- _Dataset excerpts_

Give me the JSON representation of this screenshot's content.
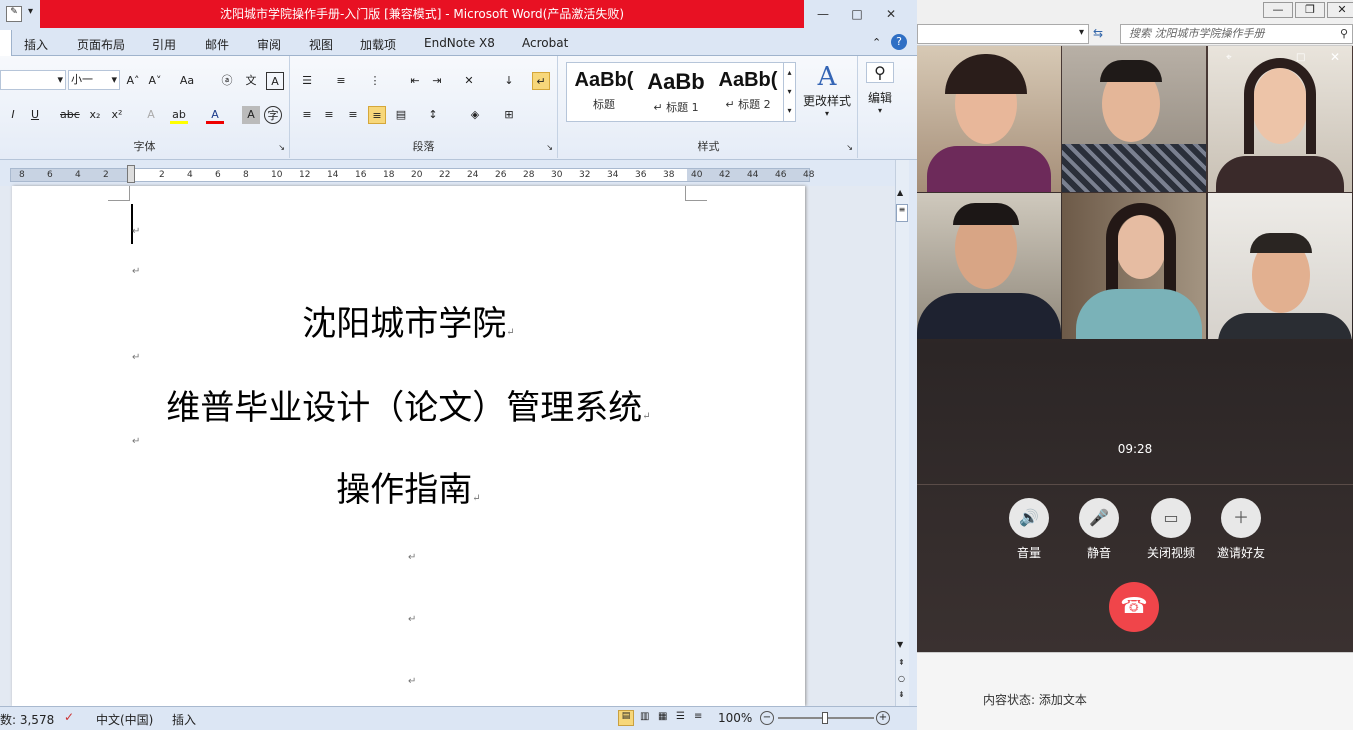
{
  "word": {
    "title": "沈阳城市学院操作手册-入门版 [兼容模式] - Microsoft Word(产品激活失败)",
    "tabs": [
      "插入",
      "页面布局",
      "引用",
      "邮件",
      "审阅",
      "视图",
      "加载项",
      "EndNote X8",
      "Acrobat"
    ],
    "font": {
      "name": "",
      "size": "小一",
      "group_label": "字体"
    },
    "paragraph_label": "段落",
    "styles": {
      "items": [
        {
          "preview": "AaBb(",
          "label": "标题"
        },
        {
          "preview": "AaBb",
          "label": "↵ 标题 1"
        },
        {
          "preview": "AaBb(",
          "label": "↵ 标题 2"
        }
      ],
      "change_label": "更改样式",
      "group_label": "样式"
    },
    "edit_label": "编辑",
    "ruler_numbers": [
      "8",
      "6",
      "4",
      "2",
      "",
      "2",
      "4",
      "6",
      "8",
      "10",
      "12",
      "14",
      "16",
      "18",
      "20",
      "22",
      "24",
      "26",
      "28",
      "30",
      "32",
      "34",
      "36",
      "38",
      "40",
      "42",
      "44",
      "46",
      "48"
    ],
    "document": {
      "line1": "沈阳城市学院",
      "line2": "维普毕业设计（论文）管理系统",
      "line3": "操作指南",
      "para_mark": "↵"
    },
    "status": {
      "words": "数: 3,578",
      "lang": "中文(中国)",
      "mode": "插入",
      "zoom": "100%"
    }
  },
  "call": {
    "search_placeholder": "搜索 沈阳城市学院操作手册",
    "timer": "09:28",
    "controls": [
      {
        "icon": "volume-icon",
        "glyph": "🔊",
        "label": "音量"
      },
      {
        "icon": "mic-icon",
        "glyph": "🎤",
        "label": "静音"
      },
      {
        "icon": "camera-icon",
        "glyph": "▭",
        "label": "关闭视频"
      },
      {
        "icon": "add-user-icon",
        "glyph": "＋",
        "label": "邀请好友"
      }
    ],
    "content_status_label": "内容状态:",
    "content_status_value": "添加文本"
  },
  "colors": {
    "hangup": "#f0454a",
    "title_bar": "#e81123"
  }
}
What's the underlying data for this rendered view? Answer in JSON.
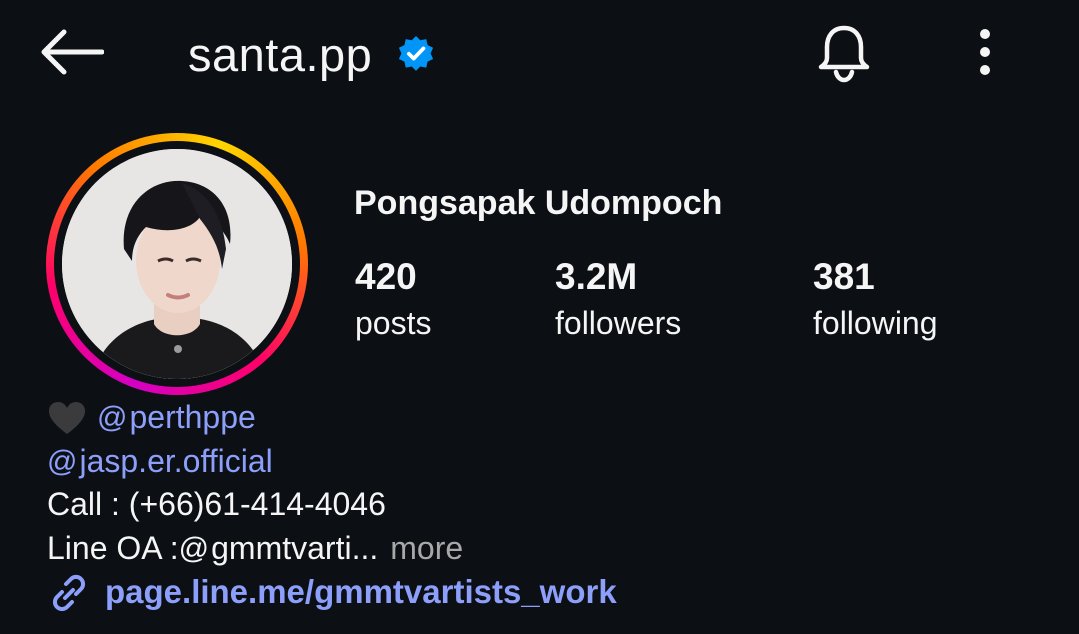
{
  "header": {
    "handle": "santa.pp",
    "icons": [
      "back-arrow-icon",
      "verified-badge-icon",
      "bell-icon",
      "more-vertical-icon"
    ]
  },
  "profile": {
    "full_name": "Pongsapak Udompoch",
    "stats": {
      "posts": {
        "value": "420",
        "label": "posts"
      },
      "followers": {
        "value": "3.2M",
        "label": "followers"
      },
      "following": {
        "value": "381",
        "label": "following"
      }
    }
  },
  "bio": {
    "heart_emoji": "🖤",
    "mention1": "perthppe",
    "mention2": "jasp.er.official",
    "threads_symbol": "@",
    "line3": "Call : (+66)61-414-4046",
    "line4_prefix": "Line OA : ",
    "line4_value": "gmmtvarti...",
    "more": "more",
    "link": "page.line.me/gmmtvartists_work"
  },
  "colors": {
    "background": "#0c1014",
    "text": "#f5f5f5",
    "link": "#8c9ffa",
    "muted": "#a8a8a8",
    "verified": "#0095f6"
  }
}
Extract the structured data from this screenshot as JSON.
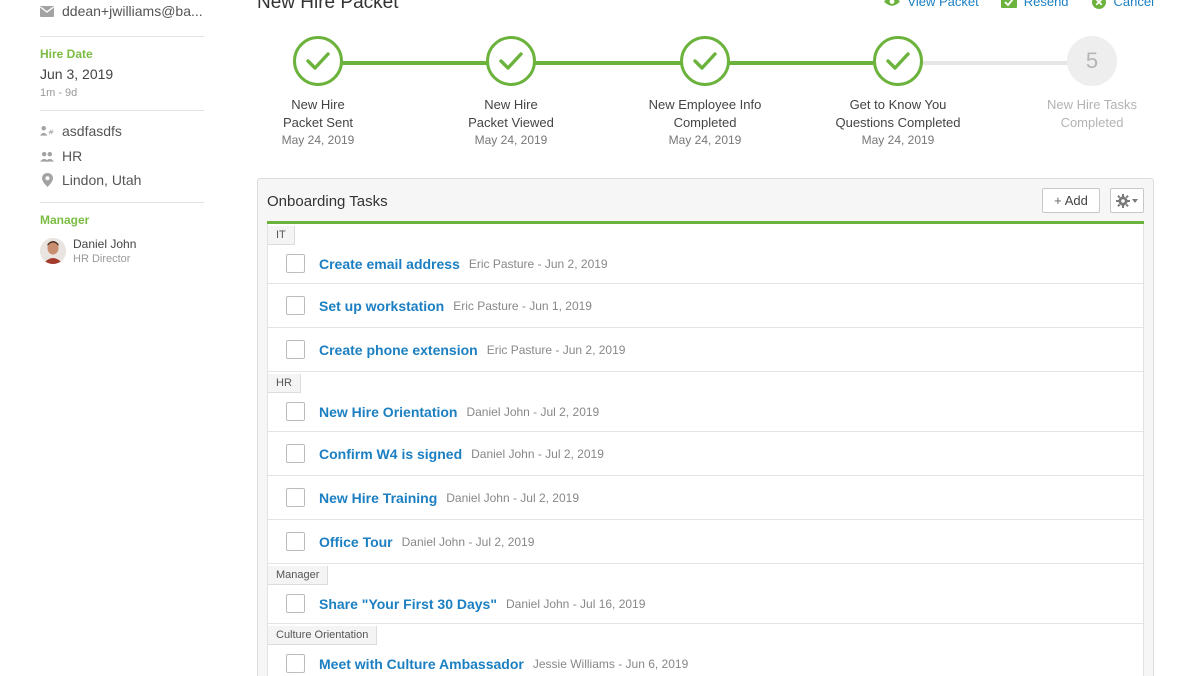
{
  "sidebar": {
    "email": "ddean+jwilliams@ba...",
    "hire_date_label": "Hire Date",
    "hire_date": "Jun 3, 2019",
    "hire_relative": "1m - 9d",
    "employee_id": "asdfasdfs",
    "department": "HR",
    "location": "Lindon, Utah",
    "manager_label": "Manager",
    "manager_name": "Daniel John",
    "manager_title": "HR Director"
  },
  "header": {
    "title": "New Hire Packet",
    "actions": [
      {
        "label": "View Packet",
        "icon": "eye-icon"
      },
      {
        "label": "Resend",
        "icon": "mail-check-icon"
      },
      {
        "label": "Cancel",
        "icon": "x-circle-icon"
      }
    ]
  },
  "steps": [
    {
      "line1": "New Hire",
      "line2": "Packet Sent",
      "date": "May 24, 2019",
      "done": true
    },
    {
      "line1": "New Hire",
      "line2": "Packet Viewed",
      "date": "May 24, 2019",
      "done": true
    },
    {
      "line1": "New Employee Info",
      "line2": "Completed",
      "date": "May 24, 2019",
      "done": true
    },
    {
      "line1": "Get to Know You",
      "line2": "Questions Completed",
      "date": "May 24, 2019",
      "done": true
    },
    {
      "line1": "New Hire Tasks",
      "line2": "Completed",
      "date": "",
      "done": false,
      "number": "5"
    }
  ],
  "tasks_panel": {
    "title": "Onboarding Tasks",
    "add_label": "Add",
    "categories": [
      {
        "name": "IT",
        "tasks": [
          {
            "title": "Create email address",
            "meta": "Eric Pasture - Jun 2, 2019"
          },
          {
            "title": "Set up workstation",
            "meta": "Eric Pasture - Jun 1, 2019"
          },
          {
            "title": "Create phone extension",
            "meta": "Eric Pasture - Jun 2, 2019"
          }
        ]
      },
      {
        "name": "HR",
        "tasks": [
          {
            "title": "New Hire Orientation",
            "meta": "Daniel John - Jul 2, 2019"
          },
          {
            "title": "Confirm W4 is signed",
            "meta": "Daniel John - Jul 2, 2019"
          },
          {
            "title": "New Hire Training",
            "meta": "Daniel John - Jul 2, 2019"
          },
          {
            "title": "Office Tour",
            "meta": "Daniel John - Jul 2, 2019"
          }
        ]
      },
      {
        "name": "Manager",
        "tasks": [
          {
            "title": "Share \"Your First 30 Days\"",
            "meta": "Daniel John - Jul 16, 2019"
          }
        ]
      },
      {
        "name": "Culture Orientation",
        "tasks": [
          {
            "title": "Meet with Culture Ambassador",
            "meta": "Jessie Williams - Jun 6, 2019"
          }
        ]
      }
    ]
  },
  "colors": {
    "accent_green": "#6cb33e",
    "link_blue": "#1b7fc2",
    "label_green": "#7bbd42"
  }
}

- _Problem to work on_
All of the lines above should be printed exactly, minus the pictures.

- _Exercise output_
Give me the JSON representation of this screenshot's content.
{
  "word": {
    "title": "沈阳城市学院操作手册-入门版 [兼容模式] - Microsoft Word(产品激活失败)",
    "tabs": [
      "插入",
      "页面布局",
      "引用",
      "邮件",
      "审阅",
      "视图",
      "加载项",
      "EndNote X8",
      "Acrobat"
    ],
    "font": {
      "name": "",
      "size": "小一",
      "group_label": "字体"
    },
    "paragraph_label": "段落",
    "styles": {
      "items": [
        {
          "preview": "AaBb(",
          "label": "标题"
        },
        {
          "preview": "AaBb",
          "label": "↵ 标题 1"
        },
        {
          "preview": "AaBb(",
          "label": "↵ 标题 2"
        }
      ],
      "change_label": "更改样式",
      "group_label": "样式"
    },
    "edit_label": "编辑",
    "ruler_numbers": [
      "8",
      "6",
      "4",
      "2",
      "",
      "2",
      "4",
      "6",
      "8",
      "10",
      "12",
      "14",
      "16",
      "18",
      "20",
      "22",
      "24",
      "26",
      "28",
      "30",
      "32",
      "34",
      "36",
      "38",
      "40",
      "42",
      "44",
      "46",
      "48"
    ],
    "document": {
      "line1": "沈阳城市学院",
      "line2": "维普毕业设计（论文）管理系统",
      "line3": "操作指南",
      "para_mark": "↵"
    },
    "status": {
      "words": "数: 3,578",
      "lang": "中文(中国)",
      "mode": "插入",
      "zoom": "100%"
    }
  },
  "call": {
    "search_placeholder": "搜索 沈阳城市学院操作手册",
    "timer": "09:28",
    "controls": [
      {
        "icon": "volume-icon",
        "glyph": "🔊",
        "label": "音量"
      },
      {
        "icon": "mic-icon",
        "glyph": "🎤",
        "label": "静音"
      },
      {
        "icon": "camera-icon",
        "glyph": "▭",
        "label": "关闭视频"
      },
      {
        "icon": "add-user-icon",
        "glyph": "＋",
        "label": "邀请好友"
      }
    ],
    "content_status_label": "内容状态:",
    "content_status_value": "添加文本"
  },
  "colors": {
    "hangup": "#f0454a",
    "title_bar": "#e81123"
  }
}
What's the underlying data for this rendered view? Answer in JSON.
{
  "header": {
    "handle": "santa.pp",
    "icons": [
      "back-arrow-icon",
      "verified-badge-icon",
      "bell-icon",
      "more-vertical-icon"
    ]
  },
  "profile": {
    "full_name": "Pongsapak Udompoch",
    "stats": {
      "posts": {
        "value": "420",
        "label": "posts"
      },
      "followers": {
        "value": "3.2M",
        "label": "followers"
      },
      "following": {
        "value": "381",
        "label": "following"
      }
    }
  },
  "bio": {
    "heart_emoji": "🖤",
    "mention1": "perthppe",
    "mention2": "jasp.er.official",
    "threads_symbol": "@",
    "line3": "Call : (+66)61-414-4046",
    "line4_prefix": "Line OA : ",
    "line4_value": "gmmtvarti...",
    "more": "more",
    "link": "page.line.me/gmmtvartists_work"
  },
  "colors": {
    "background": "#0c1014",
    "text": "#f5f5f5",
    "link": "#8c9ffa",
    "muted": "#a8a8a8",
    "verified": "#0095f6"
  }
}
Extract the structured data from this screenshot as JSON.
{
  "sidebar": {
    "email": "ddean+jwilliams@ba...",
    "hire_date_label": "Hire Date",
    "hire_date": "Jun 3, 2019",
    "hire_relative": "1m - 9d",
    "employee_id": "asdfasdfs",
    "department": "HR",
    "location": "Lindon, Utah",
    "manager_label": "Manager",
    "manager_name": "Daniel John",
    "manager_title": "HR Director"
  },
  "header": {
    "title": "New Hire Packet",
    "actions": [
      {
        "label": "View Packet",
        "icon": "eye-icon"
      },
      {
        "label": "Resend",
        "icon": "mail-check-icon"
      },
      {
        "label": "Cancel",
        "icon": "x-circle-icon"
      }
    ]
  },
  "steps": [
    {
      "line1": "New Hire",
      "line2": "Packet Sent",
      "date": "May 24, 2019",
      "done": true
    },
    {
      "line1": "New Hire",
      "line2": "Packet Viewed",
      "date": "May 24, 2019",
      "done": true
    },
    {
      "line1": "New Employee Info",
      "line2": "Completed",
      "date": "May 24, 2019",
      "done": true
    },
    {
      "line1": "Get to Know You",
      "line2": "Questions Completed",
      "date": "May 24, 2019",
      "done": true
    },
    {
      "line1": "New Hire Tasks",
      "line2": "Completed",
      "date": "",
      "done": false,
      "number": "5"
    }
  ],
  "tasks_panel": {
    "title": "Onboarding Tasks",
    "add_label": "Add",
    "categories": [
      {
        "name": "IT",
        "tasks": [
          {
            "title": "Create email address",
            "meta": "Eric Pasture - Jun 2, 2019"
          },
          {
            "title": "Set up workstation",
            "meta": "Eric Pasture - Jun 1, 2019"
          },
          {
            "title": "Create phone extension",
            "meta": "Eric Pasture - Jun 2, 2019"
          }
        ]
      },
      {
        "name": "HR",
        "tasks": [
          {
            "title": "New Hire Orientation",
            "meta": "Daniel John - Jul 2, 2019"
          },
          {
            "title": "Confirm W4 is signed",
            "meta": "Daniel John - Jul 2, 2019"
          },
          {
            "title": "New Hire Training",
            "meta": "Daniel John - Jul 2, 2019"
          },
          {
            "title": "Office Tour",
            "meta": "Daniel John - Jul 2, 2019"
          }
        ]
      },
      {
        "name": "Manager",
        "tasks": [
          {
            "title": "Share \"Your First 30 Days\"",
            "meta": "Daniel John - Jul 16, 2019"
          }
        ]
      },
      {
        "name": "Culture Orientation",
        "tasks": [
          {
            "title": "Meet with Culture Ambassador",
            "meta": "Jessie Williams - Jun 6, 2019"
          }
        ]
      }
    ]
  },
  "colors": {
    "accent_green": "#6cb33e",
    "link_blue": "#1b7fc2",
    "label_green": "#7bbd42"
  }
}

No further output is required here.